___ RECORDS PROVIDED ___

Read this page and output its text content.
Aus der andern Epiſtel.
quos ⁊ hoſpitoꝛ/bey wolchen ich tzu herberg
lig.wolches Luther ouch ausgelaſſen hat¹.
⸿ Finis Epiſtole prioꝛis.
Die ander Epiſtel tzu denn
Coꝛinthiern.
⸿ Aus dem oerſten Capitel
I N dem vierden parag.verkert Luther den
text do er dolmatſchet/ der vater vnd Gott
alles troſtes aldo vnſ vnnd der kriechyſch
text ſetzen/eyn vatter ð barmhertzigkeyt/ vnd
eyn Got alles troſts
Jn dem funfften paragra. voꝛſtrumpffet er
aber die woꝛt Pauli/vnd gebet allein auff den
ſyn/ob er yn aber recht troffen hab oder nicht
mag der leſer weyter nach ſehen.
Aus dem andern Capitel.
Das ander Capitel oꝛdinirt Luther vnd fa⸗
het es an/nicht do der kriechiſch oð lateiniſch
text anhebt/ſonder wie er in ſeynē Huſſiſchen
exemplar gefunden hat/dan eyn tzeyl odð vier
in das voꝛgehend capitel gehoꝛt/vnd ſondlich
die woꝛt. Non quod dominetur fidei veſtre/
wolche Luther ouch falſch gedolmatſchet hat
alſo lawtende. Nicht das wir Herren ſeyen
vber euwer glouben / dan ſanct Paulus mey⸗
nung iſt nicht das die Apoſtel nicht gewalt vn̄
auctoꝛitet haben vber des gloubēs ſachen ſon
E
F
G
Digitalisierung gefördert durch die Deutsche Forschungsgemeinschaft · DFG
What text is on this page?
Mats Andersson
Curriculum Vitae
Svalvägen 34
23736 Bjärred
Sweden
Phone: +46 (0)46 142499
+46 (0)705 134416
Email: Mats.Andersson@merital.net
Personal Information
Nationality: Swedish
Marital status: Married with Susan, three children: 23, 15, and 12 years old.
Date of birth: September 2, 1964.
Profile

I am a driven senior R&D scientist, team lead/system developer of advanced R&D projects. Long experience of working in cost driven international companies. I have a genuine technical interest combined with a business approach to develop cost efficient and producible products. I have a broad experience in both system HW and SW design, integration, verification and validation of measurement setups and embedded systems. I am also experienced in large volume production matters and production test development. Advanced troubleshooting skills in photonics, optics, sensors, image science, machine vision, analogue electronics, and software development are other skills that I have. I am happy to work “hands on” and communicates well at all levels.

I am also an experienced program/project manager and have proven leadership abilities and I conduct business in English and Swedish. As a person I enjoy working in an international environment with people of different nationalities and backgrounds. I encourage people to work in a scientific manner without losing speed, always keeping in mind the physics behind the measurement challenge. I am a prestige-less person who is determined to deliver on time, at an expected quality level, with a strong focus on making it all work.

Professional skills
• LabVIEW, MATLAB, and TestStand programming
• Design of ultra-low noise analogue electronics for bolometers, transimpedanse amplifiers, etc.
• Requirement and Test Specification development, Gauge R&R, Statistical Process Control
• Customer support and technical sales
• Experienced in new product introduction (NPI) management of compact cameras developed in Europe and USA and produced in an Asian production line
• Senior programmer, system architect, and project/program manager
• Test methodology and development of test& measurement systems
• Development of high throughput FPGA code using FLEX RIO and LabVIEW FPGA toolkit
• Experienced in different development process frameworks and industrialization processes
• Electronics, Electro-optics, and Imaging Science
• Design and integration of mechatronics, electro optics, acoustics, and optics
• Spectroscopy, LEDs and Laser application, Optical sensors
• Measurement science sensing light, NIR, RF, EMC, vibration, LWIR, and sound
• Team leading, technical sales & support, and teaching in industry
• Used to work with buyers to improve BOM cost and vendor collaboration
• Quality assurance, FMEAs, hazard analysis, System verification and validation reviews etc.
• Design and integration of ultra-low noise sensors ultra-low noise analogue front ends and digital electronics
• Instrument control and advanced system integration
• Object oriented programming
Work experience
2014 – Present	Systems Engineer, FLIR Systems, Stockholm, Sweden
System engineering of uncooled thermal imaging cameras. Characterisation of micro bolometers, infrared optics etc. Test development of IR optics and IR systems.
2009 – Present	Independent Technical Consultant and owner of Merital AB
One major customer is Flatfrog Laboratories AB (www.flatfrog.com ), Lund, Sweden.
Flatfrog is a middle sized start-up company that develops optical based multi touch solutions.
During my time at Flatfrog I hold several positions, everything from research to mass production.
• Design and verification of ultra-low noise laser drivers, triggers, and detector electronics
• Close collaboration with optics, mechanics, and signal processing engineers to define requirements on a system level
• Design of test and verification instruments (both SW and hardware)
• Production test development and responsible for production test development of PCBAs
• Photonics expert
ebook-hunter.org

___

__EXERCISE AIM__. Give only the number of lines that include the word "page".

__RESPONSE FOR THIS EXERCISE__. 2